From the entries below, gather every line containing the string "ylabel".

# # # # #

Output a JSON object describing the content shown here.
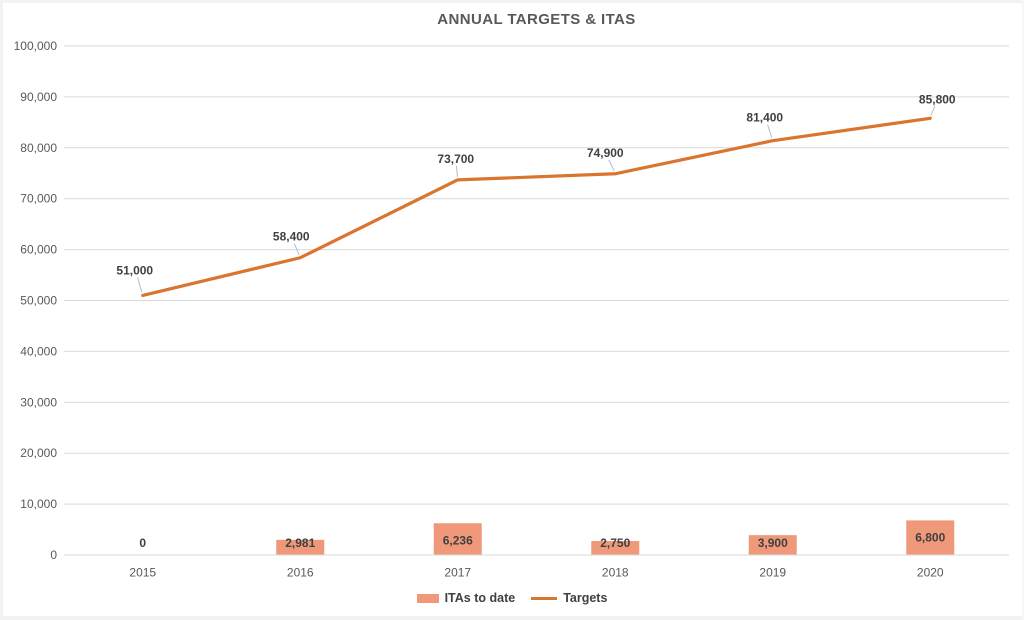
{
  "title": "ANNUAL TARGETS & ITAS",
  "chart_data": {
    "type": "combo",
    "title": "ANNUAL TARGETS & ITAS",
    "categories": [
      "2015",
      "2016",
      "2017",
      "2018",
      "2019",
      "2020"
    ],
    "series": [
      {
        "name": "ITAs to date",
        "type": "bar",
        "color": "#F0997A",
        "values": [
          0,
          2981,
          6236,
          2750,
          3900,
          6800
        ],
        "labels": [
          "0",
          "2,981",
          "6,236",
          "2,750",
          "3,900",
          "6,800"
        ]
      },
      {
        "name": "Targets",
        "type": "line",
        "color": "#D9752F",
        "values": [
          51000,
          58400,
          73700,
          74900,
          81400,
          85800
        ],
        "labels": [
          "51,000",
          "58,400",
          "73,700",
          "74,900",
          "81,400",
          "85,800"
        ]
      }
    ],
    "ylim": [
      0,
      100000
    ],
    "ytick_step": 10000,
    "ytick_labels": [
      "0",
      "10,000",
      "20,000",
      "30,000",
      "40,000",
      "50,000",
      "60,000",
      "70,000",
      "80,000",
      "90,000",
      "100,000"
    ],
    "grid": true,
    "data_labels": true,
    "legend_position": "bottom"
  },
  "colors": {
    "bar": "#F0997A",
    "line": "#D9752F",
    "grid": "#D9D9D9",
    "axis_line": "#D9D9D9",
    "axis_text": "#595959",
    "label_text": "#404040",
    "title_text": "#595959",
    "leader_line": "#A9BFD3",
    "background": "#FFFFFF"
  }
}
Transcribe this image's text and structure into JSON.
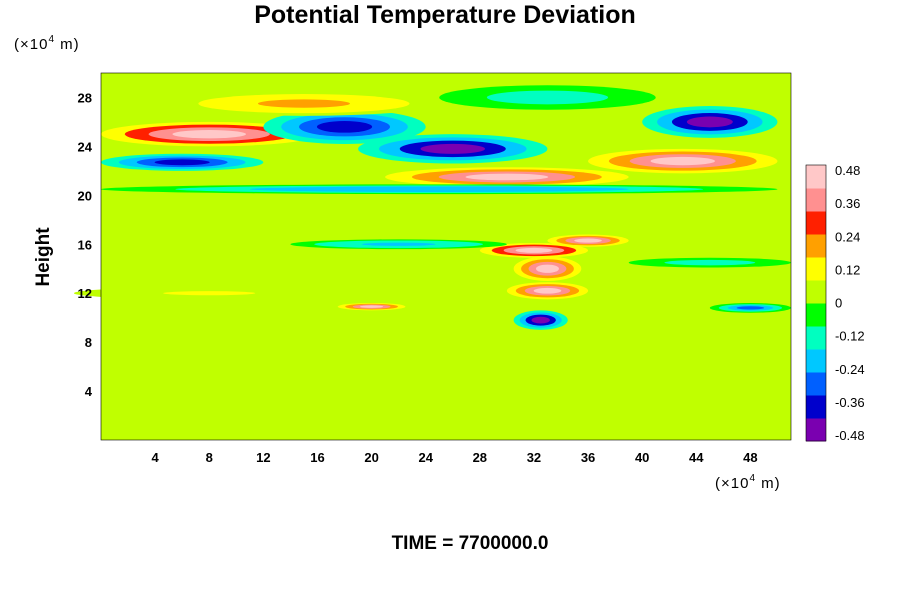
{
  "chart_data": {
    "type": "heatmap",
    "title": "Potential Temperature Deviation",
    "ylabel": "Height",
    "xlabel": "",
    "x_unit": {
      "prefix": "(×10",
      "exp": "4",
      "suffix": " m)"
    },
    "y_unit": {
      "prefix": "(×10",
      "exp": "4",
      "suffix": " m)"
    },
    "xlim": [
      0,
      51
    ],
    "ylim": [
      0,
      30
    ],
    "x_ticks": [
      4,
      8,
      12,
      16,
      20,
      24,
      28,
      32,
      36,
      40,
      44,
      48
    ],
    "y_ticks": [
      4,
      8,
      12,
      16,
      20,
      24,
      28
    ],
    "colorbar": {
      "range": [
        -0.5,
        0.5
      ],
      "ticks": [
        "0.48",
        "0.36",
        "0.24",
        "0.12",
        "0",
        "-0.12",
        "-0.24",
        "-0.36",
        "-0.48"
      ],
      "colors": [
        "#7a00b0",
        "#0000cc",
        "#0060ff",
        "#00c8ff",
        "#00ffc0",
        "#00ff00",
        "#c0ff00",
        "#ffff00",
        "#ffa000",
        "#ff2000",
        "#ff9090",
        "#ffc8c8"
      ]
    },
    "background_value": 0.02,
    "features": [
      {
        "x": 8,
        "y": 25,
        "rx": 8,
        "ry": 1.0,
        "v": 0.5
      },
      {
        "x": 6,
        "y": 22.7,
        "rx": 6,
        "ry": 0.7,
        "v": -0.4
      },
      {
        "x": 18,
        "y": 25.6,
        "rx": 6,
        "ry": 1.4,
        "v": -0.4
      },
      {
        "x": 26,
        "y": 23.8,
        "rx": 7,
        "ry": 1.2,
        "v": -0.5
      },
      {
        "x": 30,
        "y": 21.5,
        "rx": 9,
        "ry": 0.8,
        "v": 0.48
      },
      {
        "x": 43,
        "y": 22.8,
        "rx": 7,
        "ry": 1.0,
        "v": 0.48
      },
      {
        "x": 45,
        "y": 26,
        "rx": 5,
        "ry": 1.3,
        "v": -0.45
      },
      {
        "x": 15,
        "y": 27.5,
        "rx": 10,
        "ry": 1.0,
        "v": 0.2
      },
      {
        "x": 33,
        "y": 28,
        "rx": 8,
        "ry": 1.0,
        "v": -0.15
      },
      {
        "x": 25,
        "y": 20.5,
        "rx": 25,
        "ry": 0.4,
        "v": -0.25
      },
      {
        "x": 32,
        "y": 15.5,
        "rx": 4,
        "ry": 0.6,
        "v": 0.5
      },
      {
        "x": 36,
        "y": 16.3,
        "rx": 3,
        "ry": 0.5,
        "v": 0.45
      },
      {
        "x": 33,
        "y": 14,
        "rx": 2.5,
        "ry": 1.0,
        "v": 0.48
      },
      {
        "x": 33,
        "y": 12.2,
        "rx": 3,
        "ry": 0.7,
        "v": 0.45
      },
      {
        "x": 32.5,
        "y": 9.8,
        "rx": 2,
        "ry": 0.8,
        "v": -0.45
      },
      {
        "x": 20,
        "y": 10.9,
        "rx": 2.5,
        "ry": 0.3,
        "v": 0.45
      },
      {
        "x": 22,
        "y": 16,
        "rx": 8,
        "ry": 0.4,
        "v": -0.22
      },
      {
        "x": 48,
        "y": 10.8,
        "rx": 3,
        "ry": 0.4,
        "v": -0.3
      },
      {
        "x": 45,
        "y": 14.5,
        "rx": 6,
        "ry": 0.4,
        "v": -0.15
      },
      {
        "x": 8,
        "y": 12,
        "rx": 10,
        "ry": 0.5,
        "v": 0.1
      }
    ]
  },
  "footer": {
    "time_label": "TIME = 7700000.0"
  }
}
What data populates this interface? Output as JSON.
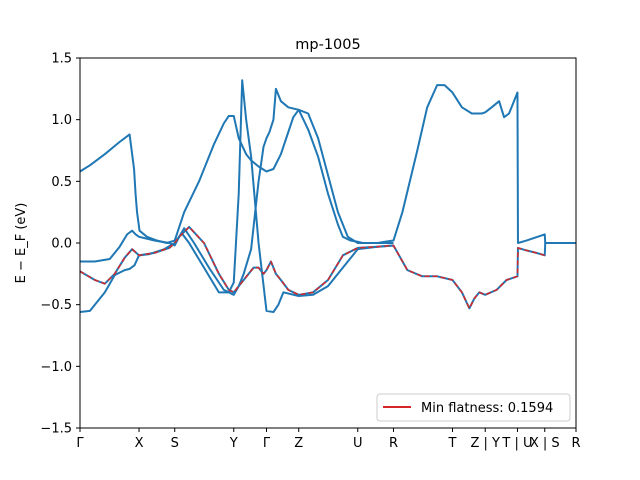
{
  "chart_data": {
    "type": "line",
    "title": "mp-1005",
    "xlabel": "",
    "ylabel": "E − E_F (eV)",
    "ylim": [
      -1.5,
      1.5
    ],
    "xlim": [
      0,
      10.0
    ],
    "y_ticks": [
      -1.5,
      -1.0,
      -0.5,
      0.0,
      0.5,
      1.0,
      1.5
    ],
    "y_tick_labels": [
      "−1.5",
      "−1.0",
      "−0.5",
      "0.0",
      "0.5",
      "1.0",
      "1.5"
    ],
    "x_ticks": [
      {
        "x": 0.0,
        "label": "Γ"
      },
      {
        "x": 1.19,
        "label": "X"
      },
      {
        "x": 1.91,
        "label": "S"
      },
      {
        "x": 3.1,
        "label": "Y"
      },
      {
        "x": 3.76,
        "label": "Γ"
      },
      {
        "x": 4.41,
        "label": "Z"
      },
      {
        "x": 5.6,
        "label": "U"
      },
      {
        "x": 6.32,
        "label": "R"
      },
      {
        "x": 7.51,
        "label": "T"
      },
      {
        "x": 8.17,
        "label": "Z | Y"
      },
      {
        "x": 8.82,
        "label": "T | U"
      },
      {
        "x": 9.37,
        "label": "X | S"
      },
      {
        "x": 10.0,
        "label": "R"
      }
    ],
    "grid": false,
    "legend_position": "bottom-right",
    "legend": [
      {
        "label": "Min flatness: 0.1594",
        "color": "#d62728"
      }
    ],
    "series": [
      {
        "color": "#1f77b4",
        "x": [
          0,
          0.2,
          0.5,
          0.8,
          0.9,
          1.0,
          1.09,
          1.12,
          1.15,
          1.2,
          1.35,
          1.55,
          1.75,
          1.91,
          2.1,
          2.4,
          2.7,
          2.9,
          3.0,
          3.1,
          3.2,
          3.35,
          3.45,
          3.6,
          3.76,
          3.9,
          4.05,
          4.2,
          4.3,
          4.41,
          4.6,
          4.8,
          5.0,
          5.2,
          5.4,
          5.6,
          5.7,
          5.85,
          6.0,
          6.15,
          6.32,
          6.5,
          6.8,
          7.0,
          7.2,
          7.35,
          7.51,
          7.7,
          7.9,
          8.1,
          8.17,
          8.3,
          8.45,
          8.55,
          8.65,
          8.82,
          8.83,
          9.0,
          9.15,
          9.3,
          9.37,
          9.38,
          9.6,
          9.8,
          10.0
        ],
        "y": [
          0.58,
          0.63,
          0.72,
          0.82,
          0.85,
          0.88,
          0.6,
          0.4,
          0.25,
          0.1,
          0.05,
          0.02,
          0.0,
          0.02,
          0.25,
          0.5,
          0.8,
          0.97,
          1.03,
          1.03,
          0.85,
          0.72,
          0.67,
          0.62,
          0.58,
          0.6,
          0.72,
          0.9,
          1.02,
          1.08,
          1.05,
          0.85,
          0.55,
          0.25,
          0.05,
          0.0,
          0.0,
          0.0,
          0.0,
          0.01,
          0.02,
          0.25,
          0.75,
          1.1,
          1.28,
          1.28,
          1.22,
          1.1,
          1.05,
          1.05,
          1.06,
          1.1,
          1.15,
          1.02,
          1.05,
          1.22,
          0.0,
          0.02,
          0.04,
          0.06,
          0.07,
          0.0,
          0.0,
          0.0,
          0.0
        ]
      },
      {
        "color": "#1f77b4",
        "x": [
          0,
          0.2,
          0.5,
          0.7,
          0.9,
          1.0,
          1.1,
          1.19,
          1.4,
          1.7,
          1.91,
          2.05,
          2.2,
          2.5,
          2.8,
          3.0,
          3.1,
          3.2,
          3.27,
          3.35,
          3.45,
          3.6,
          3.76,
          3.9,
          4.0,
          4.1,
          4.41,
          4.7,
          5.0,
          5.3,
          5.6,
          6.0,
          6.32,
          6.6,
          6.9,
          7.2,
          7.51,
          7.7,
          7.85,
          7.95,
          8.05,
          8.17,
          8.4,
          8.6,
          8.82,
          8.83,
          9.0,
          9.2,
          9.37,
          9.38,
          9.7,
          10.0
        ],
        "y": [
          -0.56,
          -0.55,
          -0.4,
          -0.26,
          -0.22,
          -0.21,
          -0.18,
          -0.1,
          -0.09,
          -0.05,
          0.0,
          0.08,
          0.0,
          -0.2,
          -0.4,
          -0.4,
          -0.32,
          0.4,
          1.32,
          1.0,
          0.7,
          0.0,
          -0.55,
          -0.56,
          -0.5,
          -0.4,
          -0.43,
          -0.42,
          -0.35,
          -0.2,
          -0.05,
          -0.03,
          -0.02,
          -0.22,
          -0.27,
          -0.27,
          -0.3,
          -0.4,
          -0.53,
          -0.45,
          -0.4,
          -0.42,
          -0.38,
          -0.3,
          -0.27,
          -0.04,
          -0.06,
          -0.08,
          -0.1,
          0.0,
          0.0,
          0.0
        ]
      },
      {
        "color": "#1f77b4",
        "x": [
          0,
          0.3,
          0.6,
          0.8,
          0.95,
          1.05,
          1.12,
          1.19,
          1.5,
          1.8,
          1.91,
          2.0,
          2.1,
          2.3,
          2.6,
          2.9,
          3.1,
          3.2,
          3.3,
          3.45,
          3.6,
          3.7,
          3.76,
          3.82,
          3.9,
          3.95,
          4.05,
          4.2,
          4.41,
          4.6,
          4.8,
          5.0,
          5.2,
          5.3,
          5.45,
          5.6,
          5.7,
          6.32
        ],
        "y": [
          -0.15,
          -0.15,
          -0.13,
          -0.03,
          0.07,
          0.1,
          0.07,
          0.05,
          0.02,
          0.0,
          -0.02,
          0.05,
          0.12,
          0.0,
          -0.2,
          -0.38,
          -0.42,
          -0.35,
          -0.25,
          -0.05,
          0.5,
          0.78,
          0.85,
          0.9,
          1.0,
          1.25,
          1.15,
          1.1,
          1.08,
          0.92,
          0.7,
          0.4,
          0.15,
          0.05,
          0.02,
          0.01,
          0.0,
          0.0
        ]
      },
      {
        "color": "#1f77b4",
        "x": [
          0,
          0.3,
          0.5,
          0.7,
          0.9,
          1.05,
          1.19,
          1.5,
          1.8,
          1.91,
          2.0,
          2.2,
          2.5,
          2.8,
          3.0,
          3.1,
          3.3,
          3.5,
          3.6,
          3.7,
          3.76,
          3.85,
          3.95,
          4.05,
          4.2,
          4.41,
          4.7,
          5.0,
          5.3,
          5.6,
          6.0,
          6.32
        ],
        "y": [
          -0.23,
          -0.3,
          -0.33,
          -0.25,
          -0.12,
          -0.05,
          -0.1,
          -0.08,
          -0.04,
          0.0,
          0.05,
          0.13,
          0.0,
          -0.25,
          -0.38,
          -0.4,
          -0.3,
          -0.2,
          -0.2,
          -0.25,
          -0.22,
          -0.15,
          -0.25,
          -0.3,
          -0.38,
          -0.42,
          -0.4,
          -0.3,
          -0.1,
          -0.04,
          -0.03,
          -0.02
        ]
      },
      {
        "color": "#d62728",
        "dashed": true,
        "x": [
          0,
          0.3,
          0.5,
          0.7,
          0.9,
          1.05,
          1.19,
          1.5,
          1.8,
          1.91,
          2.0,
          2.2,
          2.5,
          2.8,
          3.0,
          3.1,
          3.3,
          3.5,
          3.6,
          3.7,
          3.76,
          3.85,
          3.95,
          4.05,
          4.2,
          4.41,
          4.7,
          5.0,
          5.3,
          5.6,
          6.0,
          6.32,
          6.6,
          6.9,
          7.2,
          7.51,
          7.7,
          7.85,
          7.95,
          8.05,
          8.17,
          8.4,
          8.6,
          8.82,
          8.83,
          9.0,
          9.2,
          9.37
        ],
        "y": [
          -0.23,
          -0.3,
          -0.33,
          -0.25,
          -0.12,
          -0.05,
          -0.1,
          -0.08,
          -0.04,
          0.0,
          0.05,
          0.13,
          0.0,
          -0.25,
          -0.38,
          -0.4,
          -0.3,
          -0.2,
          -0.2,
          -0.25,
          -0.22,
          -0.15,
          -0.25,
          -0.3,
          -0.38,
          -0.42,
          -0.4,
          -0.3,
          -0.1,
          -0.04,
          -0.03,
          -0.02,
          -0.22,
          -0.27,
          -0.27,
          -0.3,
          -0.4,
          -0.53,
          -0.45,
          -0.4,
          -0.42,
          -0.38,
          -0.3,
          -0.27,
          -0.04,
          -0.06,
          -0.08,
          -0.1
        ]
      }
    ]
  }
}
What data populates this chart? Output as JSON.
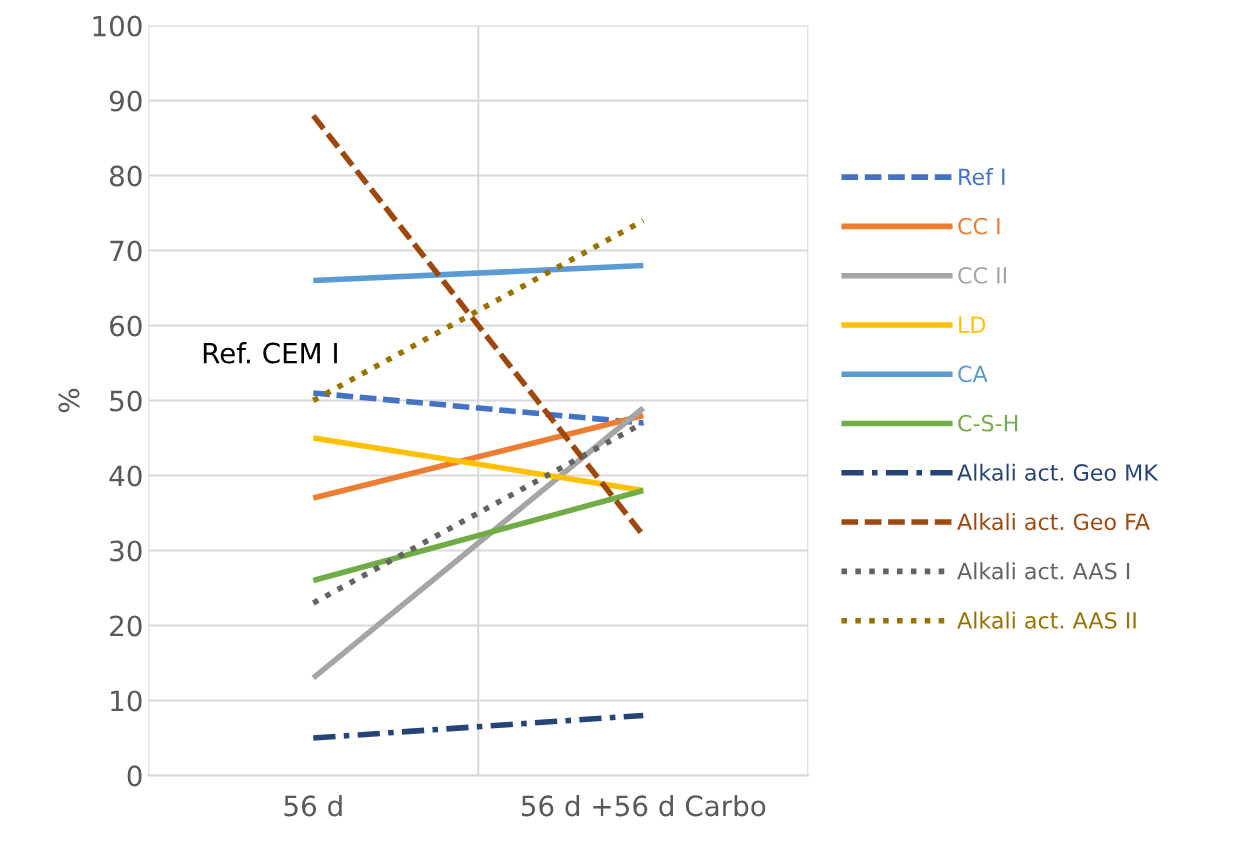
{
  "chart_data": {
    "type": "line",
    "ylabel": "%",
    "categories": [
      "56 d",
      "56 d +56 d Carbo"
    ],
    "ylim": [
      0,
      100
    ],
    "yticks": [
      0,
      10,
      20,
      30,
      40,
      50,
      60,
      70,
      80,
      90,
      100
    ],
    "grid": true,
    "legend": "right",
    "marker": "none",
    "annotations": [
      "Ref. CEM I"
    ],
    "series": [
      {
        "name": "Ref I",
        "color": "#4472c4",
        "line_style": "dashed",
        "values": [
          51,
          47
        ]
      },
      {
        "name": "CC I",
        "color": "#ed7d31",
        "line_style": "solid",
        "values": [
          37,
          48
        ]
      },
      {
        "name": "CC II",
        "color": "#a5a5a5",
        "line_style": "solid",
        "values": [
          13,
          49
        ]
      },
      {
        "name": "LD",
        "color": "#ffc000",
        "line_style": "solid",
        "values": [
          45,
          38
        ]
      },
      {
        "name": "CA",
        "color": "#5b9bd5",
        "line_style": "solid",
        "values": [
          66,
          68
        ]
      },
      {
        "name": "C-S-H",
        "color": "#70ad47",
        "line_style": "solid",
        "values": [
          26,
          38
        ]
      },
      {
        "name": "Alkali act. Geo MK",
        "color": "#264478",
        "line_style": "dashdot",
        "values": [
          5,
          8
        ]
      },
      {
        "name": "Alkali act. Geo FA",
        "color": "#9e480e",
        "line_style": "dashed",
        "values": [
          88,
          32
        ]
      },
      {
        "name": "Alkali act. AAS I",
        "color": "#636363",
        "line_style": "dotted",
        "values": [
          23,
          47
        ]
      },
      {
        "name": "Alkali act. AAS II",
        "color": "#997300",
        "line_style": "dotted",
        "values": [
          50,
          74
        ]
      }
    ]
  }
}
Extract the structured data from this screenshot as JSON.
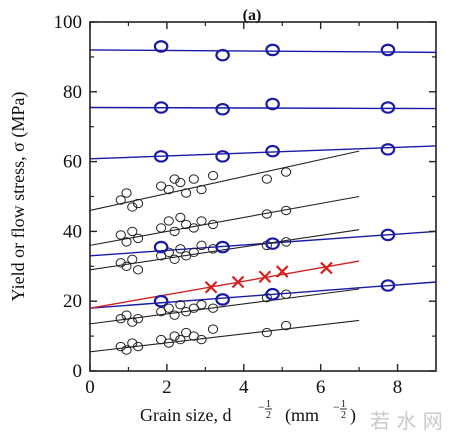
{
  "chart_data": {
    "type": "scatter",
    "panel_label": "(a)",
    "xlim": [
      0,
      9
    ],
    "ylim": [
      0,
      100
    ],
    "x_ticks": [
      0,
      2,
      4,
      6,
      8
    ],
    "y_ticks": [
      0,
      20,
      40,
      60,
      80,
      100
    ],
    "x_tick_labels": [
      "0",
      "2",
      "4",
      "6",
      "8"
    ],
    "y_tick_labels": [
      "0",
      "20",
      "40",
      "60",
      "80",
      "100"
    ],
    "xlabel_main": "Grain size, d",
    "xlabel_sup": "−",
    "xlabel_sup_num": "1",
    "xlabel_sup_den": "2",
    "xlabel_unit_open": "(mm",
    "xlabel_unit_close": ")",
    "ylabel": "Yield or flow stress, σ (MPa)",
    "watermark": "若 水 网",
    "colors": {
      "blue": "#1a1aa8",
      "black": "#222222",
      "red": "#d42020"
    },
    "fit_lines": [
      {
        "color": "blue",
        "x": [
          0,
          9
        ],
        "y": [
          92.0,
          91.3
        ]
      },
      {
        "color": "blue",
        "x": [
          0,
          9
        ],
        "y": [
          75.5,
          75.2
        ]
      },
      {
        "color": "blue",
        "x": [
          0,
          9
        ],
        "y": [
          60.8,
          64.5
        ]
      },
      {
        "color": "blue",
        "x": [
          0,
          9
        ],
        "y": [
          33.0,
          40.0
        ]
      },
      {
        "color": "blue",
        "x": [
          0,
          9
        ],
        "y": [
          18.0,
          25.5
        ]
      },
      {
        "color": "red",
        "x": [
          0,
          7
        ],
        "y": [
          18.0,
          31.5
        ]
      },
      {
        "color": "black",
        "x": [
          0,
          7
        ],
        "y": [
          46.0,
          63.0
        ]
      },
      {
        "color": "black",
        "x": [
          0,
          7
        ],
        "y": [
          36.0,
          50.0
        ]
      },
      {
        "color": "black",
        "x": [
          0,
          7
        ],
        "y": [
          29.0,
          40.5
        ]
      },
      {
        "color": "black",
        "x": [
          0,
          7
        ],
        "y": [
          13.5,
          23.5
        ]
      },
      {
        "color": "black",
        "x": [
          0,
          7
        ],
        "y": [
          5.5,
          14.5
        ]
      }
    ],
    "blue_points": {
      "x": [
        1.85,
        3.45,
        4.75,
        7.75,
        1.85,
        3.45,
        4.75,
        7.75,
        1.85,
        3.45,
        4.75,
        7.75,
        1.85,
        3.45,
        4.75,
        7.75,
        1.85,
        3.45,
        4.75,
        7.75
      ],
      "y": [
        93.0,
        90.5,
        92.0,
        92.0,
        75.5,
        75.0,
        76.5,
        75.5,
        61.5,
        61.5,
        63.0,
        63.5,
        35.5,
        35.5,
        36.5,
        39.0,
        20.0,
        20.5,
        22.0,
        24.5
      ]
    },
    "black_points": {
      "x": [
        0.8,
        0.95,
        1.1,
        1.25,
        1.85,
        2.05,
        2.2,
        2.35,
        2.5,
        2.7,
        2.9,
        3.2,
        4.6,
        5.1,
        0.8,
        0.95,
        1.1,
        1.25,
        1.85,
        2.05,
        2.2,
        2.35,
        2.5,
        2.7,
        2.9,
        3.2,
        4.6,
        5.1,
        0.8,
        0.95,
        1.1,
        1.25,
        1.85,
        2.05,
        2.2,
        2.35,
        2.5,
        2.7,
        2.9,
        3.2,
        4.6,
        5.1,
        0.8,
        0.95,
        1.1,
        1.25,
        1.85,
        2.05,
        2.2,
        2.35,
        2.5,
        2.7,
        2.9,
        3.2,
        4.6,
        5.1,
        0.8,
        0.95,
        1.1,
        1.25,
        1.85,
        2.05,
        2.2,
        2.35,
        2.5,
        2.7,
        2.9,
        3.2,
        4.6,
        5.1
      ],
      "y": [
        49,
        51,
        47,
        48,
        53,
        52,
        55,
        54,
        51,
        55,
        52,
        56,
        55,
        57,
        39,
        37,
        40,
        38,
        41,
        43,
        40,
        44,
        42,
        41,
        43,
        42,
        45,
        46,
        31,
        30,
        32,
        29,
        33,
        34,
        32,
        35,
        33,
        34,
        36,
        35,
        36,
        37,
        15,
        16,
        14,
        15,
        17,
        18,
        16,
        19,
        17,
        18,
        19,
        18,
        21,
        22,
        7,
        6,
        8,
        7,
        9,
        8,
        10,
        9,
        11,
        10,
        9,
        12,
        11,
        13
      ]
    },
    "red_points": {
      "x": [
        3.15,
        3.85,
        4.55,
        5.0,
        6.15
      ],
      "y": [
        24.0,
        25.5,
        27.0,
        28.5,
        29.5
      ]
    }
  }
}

# # # # #

- **Output below**:
    "ylabel": "Height",
    "ylabel": "E − E_F (eV)",
    "ylabel": "%",
    "ylabel": "Yield or flow stress, σ (MPa)",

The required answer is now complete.